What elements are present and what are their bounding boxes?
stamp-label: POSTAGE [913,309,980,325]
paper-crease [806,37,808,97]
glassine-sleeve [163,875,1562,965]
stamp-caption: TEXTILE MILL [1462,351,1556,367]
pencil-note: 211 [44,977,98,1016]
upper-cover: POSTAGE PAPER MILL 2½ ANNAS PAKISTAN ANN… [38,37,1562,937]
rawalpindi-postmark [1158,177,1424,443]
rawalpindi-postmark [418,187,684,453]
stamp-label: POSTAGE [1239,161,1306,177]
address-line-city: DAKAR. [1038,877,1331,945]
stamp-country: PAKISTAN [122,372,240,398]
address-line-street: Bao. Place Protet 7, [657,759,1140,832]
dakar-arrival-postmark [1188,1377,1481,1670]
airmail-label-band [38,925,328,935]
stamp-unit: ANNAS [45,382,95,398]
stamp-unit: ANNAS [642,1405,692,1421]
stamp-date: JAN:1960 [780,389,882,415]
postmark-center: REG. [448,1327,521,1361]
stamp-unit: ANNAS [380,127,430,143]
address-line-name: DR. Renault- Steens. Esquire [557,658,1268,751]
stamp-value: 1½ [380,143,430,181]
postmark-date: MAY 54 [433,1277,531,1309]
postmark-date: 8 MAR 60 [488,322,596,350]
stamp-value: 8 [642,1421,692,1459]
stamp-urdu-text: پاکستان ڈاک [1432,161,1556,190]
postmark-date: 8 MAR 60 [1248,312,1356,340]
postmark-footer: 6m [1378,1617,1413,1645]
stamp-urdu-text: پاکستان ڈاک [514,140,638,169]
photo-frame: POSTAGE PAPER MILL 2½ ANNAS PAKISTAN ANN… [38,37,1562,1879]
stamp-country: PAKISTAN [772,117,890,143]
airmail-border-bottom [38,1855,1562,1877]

────────

Rewrite every line of the records as a JSON list of strings, one string per line, leaving out blank lines.

_RESPONSE_:
[
  "What elements are present and what are their bounding boxes?",
  "stamp-label: POSTAGE [913,309,980,325]",
  "paper-crease [806,37,808,97]",
  "glassine-sleeve [163,875,1562,965]",
  "stamp-caption: TEXTILE MILL [1462,351,1556,367]",
  "pencil-note: 211 [44,977,98,1016]",
  "upper-cover: POSTAGE PAPER MILL 2½ ANNAS PAKISTAN ANN… [38,37,1562,937]",
  "rawalpindi-postmark [1158,177,1424,443]",
  "rawalpindi-postmark [418,187,684,453]",
  "stamp-label: POSTAGE [1239,161,1306,177]",
  "address-line-city: DAKAR. [1038,877,1331,945]",
  "stamp-country: PAKISTAN [122,372,240,398]",
  "address-line-street: Bao. Place Protet 7, [657,759,1140,832]",
  "dakar-arrival-postmark [1188,1377,1481,1670]",
  "airmail-label-band [38,925,328,935]",
  "stamp-unit: ANNAS [45,382,95,398]",
  "stamp-unit: ANNAS [642,1405,692,1421]",
  "stamp-date: JAN:1960 [780,389,882,415]",
  "postmark-center: REG. [448,1327,521,1361]",
  "stamp-unit: ANNAS [380,127,430,143]",
  "address-line-name: DR. Renault- Steens. Esquire [557,658,1268,751]",
  "stamp-value: 1½ [380,143,430,181]",
  "postmark-date: MAY 54 [433,1277,531,1309]",
  "postmark-date: 8 MAR 60 [488,322,596,350]",
  "stamp-value: 8 [642,1421,692,1459]",
  "stamp-urdu-text: پاکستان ڈاک [1432,161,1556,190]",
  "postmark-date: 8 MAR 60 [1248,312,1356,340]",
  "postmark-footer: 6m [1378,1617,1413,1645]",
  "stamp-urdu-text: پاکستان ڈاک [514,140,638,169]",
  "photo-frame: POSTAGE PAPER MILL 2½ ANNAS PAKISTAN ANN… [38,37,1562,1879]",
  "stamp-country: PAKISTAN [772,117,890,143]",
  "airmail-border-bottom [38,1855,1562,1877]"
]